PROVIDED TEXT:
Content starts

20 Questions with Football Outsiders: II. We Need the Coaches Film...Seriously!

Welcome back for Part 2 of my interview with Bill Barnwell, Managing Editor of Football Outsiders (FO). Just to recap Part 1, Bill offered up the following 49er-related thoughts:

  1. FO's 6.1-win projection for the 49ers this season resulted from simulating the 2010 NFL season 10,000 times.
  2. Statistically speaking, there's no clear-cut favorite in the NFC West this season.
  3. The 49ers rely on statistical analysis more heavily than the average NFL franchise.
  4. In addition to the Alex-Smith-won't-be-in-the-shotgun-as-much reason that FO cites in their book, 2 other reasons for their prediction of an underwhelming Niner offense this season are that the rookie OLs probably won't provide immediate help, and that Smith probably won't face the easiest QB schedule in the league for the 2nd year in a row.
  5. With respect to Dashon Goldson and Ahmad Brooks, it's business, not personal. The reason why both are unlikely to duplicate their superb 2009 seasons is because very few players at their positions ever have duplicated that level of production.
  6. The reason why FO repeatedly downplays the 49ers' playoff chances is because, during the 6 years of FOA's existence, the 49ers have been consistently bad, and therefore, haven't given FO a statistical reason to project otherwise. In other words, they do not hate the 49ers...seriously!

He also made the following points on topics generally related to FO:

  1. Because of human nature, it's baked into the cake that nearly every NFL fanbase will think FO underestimated their team in the yearly projections; and oftentimes the fans were right.
  2. Just because DVOA said Pierre Thomas was the best RB in the league last season, it doesn't mean he's actually better than Adrian Peterson.
  3. Don't pay too much attention to Receiving DVOA for RBs.
  4. FO incorporates constructive, analysis-oriented criticism into their work; so much so that it's frequently the case that a reader ends up becoming an author on their site or in FOA.

Content ends

PROBLEM 1:
According to the interview recap, how many times was the 2010 NFL season simulated to produce FO's 6.1-win projection for the 49ers?
PROBLEM 2:
Echo the interview recap word for word from "6. The reason" up to and including "DVOA for RBs.".

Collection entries
Content starts

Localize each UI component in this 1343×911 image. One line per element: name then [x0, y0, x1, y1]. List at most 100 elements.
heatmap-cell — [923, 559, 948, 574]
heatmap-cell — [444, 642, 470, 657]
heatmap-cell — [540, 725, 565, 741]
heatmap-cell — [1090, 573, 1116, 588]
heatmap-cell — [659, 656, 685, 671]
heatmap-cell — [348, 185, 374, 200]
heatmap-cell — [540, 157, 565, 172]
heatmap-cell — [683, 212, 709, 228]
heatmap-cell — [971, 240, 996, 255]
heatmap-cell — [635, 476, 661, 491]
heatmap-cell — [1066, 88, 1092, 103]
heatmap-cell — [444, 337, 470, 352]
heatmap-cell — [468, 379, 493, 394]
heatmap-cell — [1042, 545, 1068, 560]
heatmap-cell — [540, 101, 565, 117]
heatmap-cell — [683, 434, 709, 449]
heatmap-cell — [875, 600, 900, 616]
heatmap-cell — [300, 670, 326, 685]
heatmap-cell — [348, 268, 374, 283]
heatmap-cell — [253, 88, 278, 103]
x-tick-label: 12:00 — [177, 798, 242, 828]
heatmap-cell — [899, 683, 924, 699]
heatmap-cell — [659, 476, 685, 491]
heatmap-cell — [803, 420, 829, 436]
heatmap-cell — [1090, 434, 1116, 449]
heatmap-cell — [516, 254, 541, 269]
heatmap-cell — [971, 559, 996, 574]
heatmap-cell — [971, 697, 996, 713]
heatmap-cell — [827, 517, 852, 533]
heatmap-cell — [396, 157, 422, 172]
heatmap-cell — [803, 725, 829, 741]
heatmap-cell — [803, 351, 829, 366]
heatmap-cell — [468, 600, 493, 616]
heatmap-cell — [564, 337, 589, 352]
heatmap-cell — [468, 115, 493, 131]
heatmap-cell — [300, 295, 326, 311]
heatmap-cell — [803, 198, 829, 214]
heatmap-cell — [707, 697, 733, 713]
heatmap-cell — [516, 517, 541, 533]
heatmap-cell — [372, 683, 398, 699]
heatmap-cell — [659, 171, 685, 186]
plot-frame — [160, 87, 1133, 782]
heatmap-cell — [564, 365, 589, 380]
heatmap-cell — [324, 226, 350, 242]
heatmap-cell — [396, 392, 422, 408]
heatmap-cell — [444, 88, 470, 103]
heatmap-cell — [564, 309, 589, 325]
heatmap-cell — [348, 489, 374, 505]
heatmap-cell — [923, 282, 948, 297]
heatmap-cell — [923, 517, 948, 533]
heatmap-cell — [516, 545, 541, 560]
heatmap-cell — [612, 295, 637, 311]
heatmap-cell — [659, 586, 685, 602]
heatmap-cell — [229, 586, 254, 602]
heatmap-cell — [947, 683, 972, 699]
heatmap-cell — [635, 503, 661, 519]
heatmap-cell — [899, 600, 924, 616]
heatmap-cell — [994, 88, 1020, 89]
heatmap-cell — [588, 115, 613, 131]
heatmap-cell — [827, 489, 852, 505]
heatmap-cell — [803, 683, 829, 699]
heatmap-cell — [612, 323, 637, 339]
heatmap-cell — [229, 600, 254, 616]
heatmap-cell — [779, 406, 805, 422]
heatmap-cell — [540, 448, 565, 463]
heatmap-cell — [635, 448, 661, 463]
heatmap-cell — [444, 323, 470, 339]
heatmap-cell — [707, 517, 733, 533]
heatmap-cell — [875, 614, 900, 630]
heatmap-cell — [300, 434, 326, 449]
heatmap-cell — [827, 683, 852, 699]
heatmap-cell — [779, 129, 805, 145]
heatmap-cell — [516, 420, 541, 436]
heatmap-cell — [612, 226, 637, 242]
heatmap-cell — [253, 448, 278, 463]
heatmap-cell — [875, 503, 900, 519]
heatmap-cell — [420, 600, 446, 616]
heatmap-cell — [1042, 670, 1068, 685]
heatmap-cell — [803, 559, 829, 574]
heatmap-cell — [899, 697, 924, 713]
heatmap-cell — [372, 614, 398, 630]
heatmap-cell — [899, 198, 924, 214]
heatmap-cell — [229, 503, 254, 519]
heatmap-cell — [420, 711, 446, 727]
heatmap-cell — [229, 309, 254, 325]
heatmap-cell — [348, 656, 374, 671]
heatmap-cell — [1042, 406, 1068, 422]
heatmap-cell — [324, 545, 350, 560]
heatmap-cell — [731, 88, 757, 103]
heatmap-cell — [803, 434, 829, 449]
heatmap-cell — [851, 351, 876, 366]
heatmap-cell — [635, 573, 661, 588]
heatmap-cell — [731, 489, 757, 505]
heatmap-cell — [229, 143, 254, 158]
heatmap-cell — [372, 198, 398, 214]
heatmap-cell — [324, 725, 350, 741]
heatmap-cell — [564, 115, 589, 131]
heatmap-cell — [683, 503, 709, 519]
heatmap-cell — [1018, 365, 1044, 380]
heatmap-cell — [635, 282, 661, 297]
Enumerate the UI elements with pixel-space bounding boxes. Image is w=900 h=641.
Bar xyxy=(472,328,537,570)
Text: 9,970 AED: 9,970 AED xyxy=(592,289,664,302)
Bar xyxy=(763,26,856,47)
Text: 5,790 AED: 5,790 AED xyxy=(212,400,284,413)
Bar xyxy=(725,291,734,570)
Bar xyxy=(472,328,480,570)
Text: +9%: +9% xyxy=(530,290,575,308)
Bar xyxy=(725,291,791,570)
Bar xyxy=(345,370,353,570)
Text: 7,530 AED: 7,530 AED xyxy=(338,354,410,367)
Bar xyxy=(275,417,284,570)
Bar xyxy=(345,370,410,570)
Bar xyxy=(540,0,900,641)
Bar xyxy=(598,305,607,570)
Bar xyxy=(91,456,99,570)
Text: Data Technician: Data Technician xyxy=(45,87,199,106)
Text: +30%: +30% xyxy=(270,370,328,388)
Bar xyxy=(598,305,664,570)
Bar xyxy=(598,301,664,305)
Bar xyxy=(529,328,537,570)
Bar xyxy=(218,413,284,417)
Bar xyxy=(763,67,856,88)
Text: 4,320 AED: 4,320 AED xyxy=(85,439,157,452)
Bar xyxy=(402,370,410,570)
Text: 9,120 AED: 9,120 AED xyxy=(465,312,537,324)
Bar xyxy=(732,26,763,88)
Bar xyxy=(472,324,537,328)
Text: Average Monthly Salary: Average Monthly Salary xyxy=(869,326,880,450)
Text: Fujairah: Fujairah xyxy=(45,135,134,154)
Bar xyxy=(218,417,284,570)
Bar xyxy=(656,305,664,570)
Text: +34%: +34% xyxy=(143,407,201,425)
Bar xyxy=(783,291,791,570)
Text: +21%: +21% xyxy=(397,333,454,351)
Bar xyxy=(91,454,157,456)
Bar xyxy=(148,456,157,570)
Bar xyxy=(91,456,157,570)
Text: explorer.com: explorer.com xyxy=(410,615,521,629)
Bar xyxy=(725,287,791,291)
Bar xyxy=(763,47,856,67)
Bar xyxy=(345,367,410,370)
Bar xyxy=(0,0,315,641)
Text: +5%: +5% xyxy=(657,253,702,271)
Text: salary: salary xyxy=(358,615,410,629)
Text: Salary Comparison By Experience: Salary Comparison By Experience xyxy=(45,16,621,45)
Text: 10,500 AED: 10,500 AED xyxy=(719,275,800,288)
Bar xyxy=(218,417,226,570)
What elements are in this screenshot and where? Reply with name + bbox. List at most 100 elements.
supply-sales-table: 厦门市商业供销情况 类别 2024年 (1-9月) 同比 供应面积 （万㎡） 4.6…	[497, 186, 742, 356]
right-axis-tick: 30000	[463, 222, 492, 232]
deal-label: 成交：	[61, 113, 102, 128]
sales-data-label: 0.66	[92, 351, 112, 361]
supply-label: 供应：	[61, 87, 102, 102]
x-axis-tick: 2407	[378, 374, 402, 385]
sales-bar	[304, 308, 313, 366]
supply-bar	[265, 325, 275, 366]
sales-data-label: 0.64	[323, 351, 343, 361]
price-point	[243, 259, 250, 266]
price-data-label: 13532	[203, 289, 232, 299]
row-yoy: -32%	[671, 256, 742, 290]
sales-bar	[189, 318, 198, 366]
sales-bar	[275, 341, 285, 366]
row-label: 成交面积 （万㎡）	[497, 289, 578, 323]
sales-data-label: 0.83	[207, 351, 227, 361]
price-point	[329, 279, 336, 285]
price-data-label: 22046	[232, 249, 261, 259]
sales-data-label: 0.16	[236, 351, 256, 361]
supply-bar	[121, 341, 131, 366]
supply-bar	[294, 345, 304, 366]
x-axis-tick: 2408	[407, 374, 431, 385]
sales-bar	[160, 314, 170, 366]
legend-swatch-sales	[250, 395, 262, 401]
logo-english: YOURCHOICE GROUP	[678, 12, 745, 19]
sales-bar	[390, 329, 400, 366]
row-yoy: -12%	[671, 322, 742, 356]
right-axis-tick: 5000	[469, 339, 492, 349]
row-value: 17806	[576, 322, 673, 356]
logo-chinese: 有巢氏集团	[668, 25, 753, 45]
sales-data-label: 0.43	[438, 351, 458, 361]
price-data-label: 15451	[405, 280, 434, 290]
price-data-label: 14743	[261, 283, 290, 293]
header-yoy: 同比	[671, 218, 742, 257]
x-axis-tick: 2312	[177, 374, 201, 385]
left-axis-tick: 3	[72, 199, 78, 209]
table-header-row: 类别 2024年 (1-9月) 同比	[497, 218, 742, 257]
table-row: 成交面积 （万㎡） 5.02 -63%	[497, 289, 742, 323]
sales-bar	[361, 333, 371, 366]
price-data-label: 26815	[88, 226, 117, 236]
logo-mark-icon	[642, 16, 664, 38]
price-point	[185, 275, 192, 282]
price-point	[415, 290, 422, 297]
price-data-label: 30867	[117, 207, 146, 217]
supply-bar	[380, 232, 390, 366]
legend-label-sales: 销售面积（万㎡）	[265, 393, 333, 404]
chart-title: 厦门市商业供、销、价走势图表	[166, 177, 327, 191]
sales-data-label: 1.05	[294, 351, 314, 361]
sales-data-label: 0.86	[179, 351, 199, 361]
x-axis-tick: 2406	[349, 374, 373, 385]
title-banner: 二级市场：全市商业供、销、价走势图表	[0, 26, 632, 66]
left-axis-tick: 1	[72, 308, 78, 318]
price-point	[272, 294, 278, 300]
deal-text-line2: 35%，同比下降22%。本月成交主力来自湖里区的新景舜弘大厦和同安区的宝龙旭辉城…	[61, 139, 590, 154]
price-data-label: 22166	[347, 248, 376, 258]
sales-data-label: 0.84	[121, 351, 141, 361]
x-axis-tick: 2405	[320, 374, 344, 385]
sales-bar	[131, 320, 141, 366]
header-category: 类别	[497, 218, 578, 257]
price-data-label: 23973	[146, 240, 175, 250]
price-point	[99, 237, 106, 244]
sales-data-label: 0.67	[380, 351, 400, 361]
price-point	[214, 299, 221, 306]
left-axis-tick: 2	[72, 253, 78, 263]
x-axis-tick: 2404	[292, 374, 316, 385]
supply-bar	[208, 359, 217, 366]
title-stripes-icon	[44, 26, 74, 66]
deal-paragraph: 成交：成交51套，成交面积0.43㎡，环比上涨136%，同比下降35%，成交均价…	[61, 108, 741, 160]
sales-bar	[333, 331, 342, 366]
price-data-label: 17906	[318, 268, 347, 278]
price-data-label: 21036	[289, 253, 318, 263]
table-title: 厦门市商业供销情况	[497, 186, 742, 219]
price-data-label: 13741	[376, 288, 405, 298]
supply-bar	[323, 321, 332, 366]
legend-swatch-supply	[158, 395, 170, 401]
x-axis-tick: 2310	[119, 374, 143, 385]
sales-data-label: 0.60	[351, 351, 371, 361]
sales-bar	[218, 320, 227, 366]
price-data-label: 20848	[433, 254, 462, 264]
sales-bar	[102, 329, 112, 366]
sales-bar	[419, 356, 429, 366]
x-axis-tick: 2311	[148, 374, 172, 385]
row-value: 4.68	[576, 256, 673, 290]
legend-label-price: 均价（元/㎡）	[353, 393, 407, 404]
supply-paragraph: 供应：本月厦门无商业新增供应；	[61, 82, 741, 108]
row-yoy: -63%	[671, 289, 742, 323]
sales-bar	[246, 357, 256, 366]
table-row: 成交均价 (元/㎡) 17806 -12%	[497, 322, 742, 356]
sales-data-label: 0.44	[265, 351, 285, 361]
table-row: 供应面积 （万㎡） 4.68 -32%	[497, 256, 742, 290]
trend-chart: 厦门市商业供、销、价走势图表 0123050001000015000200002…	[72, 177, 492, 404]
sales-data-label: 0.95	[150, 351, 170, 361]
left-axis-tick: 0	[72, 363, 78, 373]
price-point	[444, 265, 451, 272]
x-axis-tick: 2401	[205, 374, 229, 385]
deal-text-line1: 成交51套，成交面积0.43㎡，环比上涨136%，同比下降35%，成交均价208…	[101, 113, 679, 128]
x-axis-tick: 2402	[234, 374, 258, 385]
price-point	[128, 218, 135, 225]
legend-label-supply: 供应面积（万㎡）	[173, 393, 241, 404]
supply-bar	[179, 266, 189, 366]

Content ends

ANSWER SPACE 1:
10,000 times.

ANSWER SPACE 2:
6. The reason why FO repeatedly downplays the 49ers' playoff chances is because, during the 6 years of FOA's existence, the 49ers have been consistently bad, and therefore, haven't given FO a statistical reason to project otherwise. In other words, they do not hate the 49ers...seriously!

He also made the following points on topics generally related to FO:

  1. Because of human nature, it's baked into the cake that nearly every NFL fanbase will think FO underestimated their team in the yearly projections; and oftentimes the fans were right.
  2. Just because DVOA said Pierre Thomas was the best RB in the league last season, it doesn't mean he's actually better than Adrian Peterson.
  3. Don't pay too much attention to Receiving DVOA for RBs.